* _Exercise prompt_
Can you copy out the data exactly? Leave the images out.

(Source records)
══════════

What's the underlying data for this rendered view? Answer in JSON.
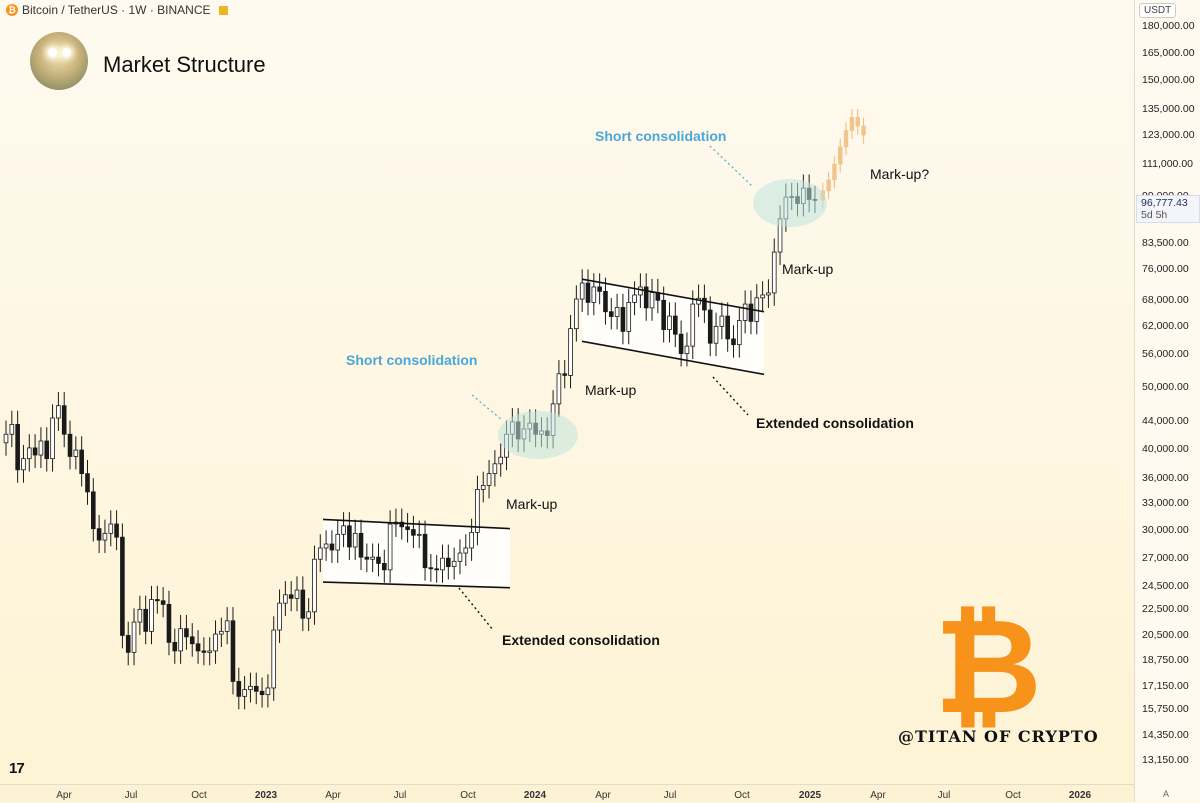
{
  "header": {
    "symbol": "Bitcoin / TetherUS · 1W · BINANCE",
    "symbol_icon": "bitcoin-icon"
  },
  "title": "Market Structure",
  "currency": "USDT",
  "current_price": {
    "value": "96,777.43",
    "countdown": "5d 5h"
  },
  "price_ticks": [
    "180,000.00",
    "165,000.00",
    "150,000.00",
    "135,000.00",
    "123,000.00",
    "111,000.00",
    "99,000.00",
    "91,500.00",
    "83,500.00",
    "76,000.00",
    "68,000.00",
    "62,000.00",
    "56,000.00",
    "50,000.00",
    "44,000.00",
    "40,000.00",
    "36,000.00",
    "33,000.00",
    "30,000.00",
    "27,000.00",
    "24,500.00",
    "22,500.00",
    "20,500.00",
    "18,750.00",
    "17,150.00",
    "15,750.00",
    "14,350.00",
    "13,150.00"
  ],
  "time_ticks": [
    {
      "label": "Apr",
      "bold": false
    },
    {
      "label": "Jul",
      "bold": false
    },
    {
      "label": "Oct",
      "bold": false
    },
    {
      "label": "2023",
      "bold": true
    },
    {
      "label": "Apr",
      "bold": false
    },
    {
      "label": "Jul",
      "bold": false
    },
    {
      "label": "Oct",
      "bold": false
    },
    {
      "label": "2024",
      "bold": true
    },
    {
      "label": "Apr",
      "bold": false
    },
    {
      "label": "Jul",
      "bold": false
    },
    {
      "label": "Oct",
      "bold": false
    },
    {
      "label": "2025",
      "bold": true
    },
    {
      "label": "Apr",
      "bold": false
    },
    {
      "label": "Jul",
      "bold": false
    },
    {
      "label": "Oct",
      "bold": false
    },
    {
      "label": "2026",
      "bold": true
    }
  ],
  "axis_mode_label": "A",
  "brand": {
    "tv_logo": "17",
    "watermark": "@TITAN OF CRYPTO",
    "logo_glyph": "₿",
    "logo_color": "#f7931a"
  },
  "colors": {
    "up": "#ffffff",
    "down": "#1a1a1a",
    "projection": "#f0c48a",
    "annotation_blue": "#4aa8d8",
    "ellipse": "#bfe6e0"
  },
  "annotations": [
    {
      "id": "short-consolidation-1",
      "text": "Short consolidation",
      "style": "blue"
    },
    {
      "id": "short-consolidation-2",
      "text": "Short consolidation",
      "style": "blue"
    },
    {
      "id": "markup-1",
      "text": "Mark-up",
      "style": "plain"
    },
    {
      "id": "markup-2",
      "text": "Mark-up",
      "style": "plain"
    },
    {
      "id": "markup-3",
      "text": "Mark-up",
      "style": "plain"
    },
    {
      "id": "markup-4",
      "text": "Mark-up?",
      "style": "plain"
    },
    {
      "id": "extended-consolidation-1",
      "text": "Extended consolidation",
      "style": "bold"
    },
    {
      "id": "extended-consolidation-2",
      "text": "Extended consolidation",
      "style": "bold"
    }
  ],
  "chart_data": {
    "type": "candlestick",
    "symbol": "BTC/USDT",
    "interval": "1W",
    "ylim": [
      13150,
      180000
    ],
    "y_scale": "log",
    "x_range": [
      "2022-01",
      "2026-01"
    ],
    "series": [
      {
        "name": "price",
        "close": [
          42000,
          43500,
          37000,
          38500,
          40000,
          39000,
          41000,
          38500,
          44500,
          46500,
          42000,
          38800,
          39700,
          36500,
          34200,
          30000,
          28800,
          29500,
          30500,
          29100,
          20500,
          19300,
          21500,
          22500,
          20800,
          23300,
          23200,
          22900,
          20000,
          19400,
          21000,
          20400,
          19900,
          19400,
          19300,
          19400,
          20600,
          20800,
          21600,
          17400,
          16500,
          16900,
          17100,
          16800,
          16600,
          17000,
          20900,
          23000,
          23700,
          23400,
          24100,
          21800,
          22300,
          26900,
          28000,
          28400,
          27800,
          29400,
          30300,
          28100,
          29500,
          27100,
          26900,
          27100,
          26500,
          25900,
          30500,
          30700,
          30200,
          29900,
          29300,
          29400,
          26100,
          26000,
          25900,
          27000,
          26200,
          26700,
          27500,
          28000,
          29600,
          34500,
          35000,
          36500,
          37800,
          38700,
          42000,
          43900,
          41300,
          42800,
          43700,
          42000,
          42500,
          41800,
          46800,
          52100,
          51800,
          61200,
          68000,
          72000,
          67200,
          71000,
          69900,
          65000,
          63900,
          66000,
          60600,
          67200,
          69000,
          71000,
          65900,
          69600,
          67700,
          61000,
          64000,
          60000,
          56000,
          57500,
          66800,
          68200,
          65400,
          58100,
          61700,
          64000,
          59000,
          57800,
          63000,
          66800,
          62800,
          68300,
          69000,
          69500,
          80400,
          90500,
          97800,
          98000,
          95600,
          101000,
          97000,
          96777
        ],
        "note": "weekly closes approximated from the chart, Jan 2022 – Dec 2024"
      },
      {
        "name": "projection",
        "values": [
          100000,
          104000,
          110000,
          117000,
          124000,
          130000,
          126000,
          122000
        ],
        "note": "hypothetical projected candles"
      }
    ],
    "channels": [
      {
        "name": "extended-consolidation-2023",
        "upper": [
          31000,
          30000
        ],
        "lower": [
          24800,
          24300
        ]
      },
      {
        "name": "extended-consolidation-2024",
        "upper": [
          73000,
          65000
        ],
        "lower": [
          58500,
          52000
        ]
      }
    ]
  }
}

══════════

* _Response for this exercise_
What's the underlying data for this rendered view? Answer in JSON.
{
  "header": {
    "symbol": "Bitcoin / TetherUS · 1W · BINANCE",
    "symbol_icon": "bitcoin-icon"
  },
  "title": "Market Structure",
  "currency": "USDT",
  "current_price": {
    "value": "96,777.43",
    "countdown": "5d 5h"
  },
  "price_ticks": [
    "180,000.00",
    "165,000.00",
    "150,000.00",
    "135,000.00",
    "123,000.00",
    "111,000.00",
    "99,000.00",
    "91,500.00",
    "83,500.00",
    "76,000.00",
    "68,000.00",
    "62,000.00",
    "56,000.00",
    "50,000.00",
    "44,000.00",
    "40,000.00",
    "36,000.00",
    "33,000.00",
    "30,000.00",
    "27,000.00",
    "24,500.00",
    "22,500.00",
    "20,500.00",
    "18,750.00",
    "17,150.00",
    "15,750.00",
    "14,350.00",
    "13,150.00"
  ],
  "time_ticks": [
    {
      "label": "Apr",
      "bold": false
    },
    {
      "label": "Jul",
      "bold": false
    },
    {
      "label": "Oct",
      "bold": false
    },
    {
      "label": "2023",
      "bold": true
    },
    {
      "label": "Apr",
      "bold": false
    },
    {
      "label": "Jul",
      "bold": false
    },
    {
      "label": "Oct",
      "bold": false
    },
    {
      "label": "2024",
      "bold": true
    },
    {
      "label": "Apr",
      "bold": false
    },
    {
      "label": "Jul",
      "bold": false
    },
    {
      "label": "Oct",
      "bold": false
    },
    {
      "label": "2025",
      "bold": true
    },
    {
      "label": "Apr",
      "bold": false
    },
    {
      "label": "Jul",
      "bold": false
    },
    {
      "label": "Oct",
      "bold": false
    },
    {
      "label": "2026",
      "bold": true
    }
  ],
  "axis_mode_label": "A",
  "brand": {
    "tv_logo": "17",
    "watermark": "@TITAN OF CRYPTO",
    "logo_glyph": "₿",
    "logo_color": "#f7931a"
  },
  "colors": {
    "up": "#ffffff",
    "down": "#1a1a1a",
    "projection": "#f0c48a",
    "annotation_blue": "#4aa8d8",
    "ellipse": "#bfe6e0"
  },
  "annotations": [
    {
      "id": "short-consolidation-1",
      "text": "Short consolidation",
      "style": "blue"
    },
    {
      "id": "short-consolidation-2",
      "text": "Short consolidation",
      "style": "blue"
    },
    {
      "id": "markup-1",
      "text": "Mark-up",
      "style": "plain"
    },
    {
      "id": "markup-2",
      "text": "Mark-up",
      "style": "plain"
    },
    {
      "id": "markup-3",
      "text": "Mark-up",
      "style": "plain"
    },
    {
      "id": "markup-4",
      "text": "Mark-up?",
      "style": "plain"
    },
    {
      "id": "extended-consolidation-1",
      "text": "Extended consolidation",
      "style": "bold"
    },
    {
      "id": "extended-consolidation-2",
      "text": "Extended consolidation",
      "style": "bold"
    }
  ],
  "chart_data": {
    "type": "candlestick",
    "symbol": "BTC/USDT",
    "interval": "1W",
    "ylim": [
      13150,
      180000
    ],
    "y_scale": "log",
    "x_range": [
      "2022-01",
      "2026-01"
    ],
    "series": [
      {
        "name": "price",
        "close": [
          42000,
          43500,
          37000,
          38500,
          40000,
          39000,
          41000,
          38500,
          44500,
          46500,
          42000,
          38800,
          39700,
          36500,
          34200,
          30000,
          28800,
          29500,
          30500,
          29100,
          20500,
          19300,
          21500,
          22500,
          20800,
          23300,
          23200,
          22900,
          20000,
          19400,
          21000,
          20400,
          19900,
          19400,
          19300,
          19400,
          20600,
          20800,
          21600,
          17400,
          16500,
          16900,
          17100,
          16800,
          16600,
          17000,
          20900,
          23000,
          23700,
          23400,
          24100,
          21800,
          22300,
          26900,
          28000,
          28400,
          27800,
          29400,
          30300,
          28100,
          29500,
          27100,
          26900,
          27100,
          26500,
          25900,
          30500,
          30700,
          30200,
          29900,
          29300,
          29400,
          26100,
          26000,
          25900,
          27000,
          26200,
          26700,
          27500,
          28000,
          29600,
          34500,
          35000,
          36500,
          37800,
          38700,
          42000,
          43900,
          41300,
          42800,
          43700,
          42000,
          42500,
          41800,
          46800,
          52100,
          51800,
          61200,
          68000,
          72000,
          67200,
          71000,
          69900,
          65000,
          63900,
          66000,
          60600,
          67200,
          69000,
          71000,
          65900,
          69600,
          67700,
          61000,
          64000,
          60000,
          56000,
          57500,
          66800,
          68200,
          65400,
          58100,
          61700,
          64000,
          59000,
          57800,
          63000,
          66800,
          62800,
          68300,
          69000,
          69500,
          80400,
          90500,
          97800,
          98000,
          95600,
          101000,
          97000,
          96777
        ],
        "note": "weekly closes approximated from the chart, Jan 2022 – Dec 2024"
      },
      {
        "name": "projection",
        "values": [
          100000,
          104000,
          110000,
          117000,
          124000,
          130000,
          126000,
          122000
        ],
        "note": "hypothetical projected candles"
      }
    ],
    "channels": [
      {
        "name": "extended-consolidation-2023",
        "upper": [
          31000,
          30000
        ],
        "lower": [
          24800,
          24300
        ]
      },
      {
        "name": "extended-consolidation-2024",
        "upper": [
          73000,
          65000
        ],
        "lower": [
          58500,
          52000
        ]
      }
    ]
  }
}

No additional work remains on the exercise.